-- start ENTRIES SUPPLIED --

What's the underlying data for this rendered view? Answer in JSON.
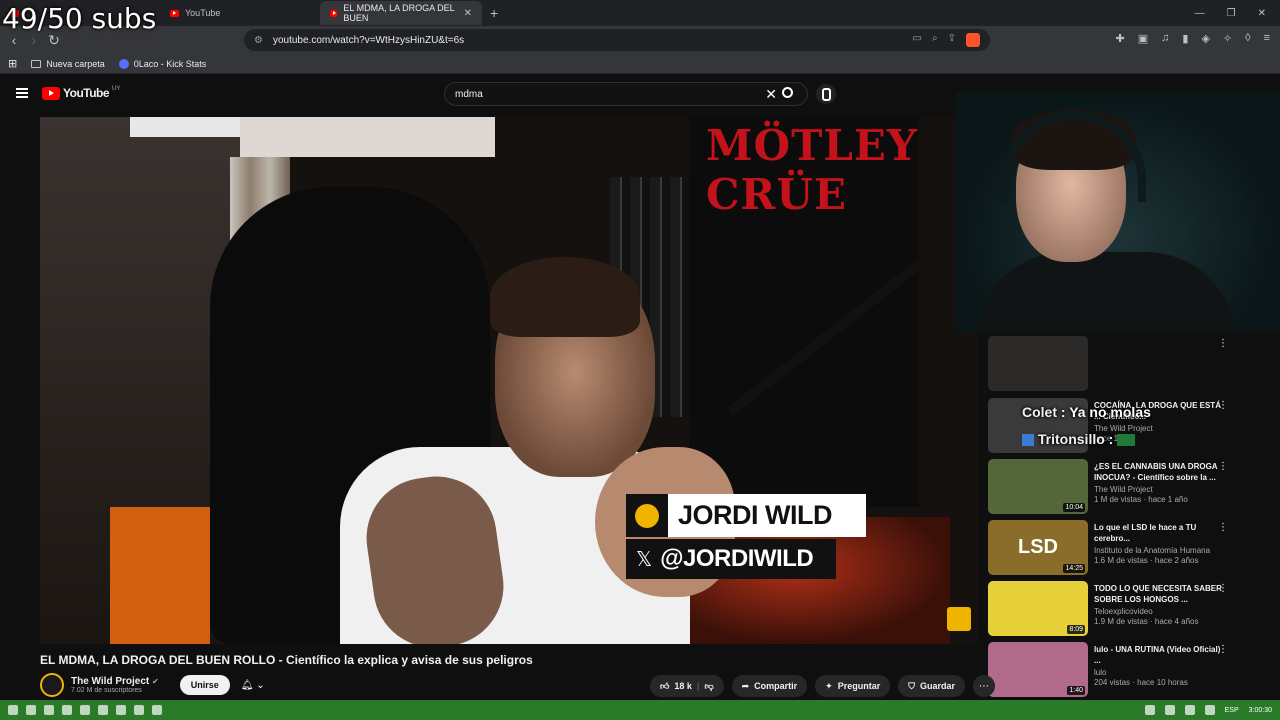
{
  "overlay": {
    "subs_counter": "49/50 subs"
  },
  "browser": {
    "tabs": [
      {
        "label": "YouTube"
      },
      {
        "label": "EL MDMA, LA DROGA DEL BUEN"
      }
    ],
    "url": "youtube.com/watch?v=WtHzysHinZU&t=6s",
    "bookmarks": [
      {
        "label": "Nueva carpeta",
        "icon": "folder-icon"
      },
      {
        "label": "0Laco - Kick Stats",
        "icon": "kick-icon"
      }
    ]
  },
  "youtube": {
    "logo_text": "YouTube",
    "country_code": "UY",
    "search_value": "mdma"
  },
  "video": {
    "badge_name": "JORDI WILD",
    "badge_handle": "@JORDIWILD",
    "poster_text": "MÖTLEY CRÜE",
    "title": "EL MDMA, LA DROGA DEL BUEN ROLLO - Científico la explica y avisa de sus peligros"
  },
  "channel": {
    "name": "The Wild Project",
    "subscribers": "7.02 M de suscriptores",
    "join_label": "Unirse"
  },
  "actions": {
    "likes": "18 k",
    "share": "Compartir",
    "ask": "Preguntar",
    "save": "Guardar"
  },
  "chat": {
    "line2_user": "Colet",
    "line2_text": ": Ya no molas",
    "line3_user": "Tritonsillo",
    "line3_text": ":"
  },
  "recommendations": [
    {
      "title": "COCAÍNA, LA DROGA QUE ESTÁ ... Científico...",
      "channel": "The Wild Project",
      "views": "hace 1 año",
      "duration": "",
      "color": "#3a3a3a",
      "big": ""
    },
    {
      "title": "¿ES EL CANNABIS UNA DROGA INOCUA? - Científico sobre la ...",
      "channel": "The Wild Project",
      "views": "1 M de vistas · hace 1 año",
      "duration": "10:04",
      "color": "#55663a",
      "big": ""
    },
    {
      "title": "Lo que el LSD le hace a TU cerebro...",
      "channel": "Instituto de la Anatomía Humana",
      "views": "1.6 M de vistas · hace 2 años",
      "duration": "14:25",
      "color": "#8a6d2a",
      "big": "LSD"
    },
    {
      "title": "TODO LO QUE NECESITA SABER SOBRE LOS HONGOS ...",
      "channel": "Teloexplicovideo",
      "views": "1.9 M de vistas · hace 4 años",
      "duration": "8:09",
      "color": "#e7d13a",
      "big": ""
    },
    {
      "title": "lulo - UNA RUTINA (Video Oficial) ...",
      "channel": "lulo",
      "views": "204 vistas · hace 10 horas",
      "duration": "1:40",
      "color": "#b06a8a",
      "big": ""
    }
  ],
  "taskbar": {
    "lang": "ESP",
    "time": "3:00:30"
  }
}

-- end ENTRIES SUPPLIED --

Determine the number of lines in the entries above where the string "lulo" appears. Answer with the number alone.

THE COMPLETED TASK: 2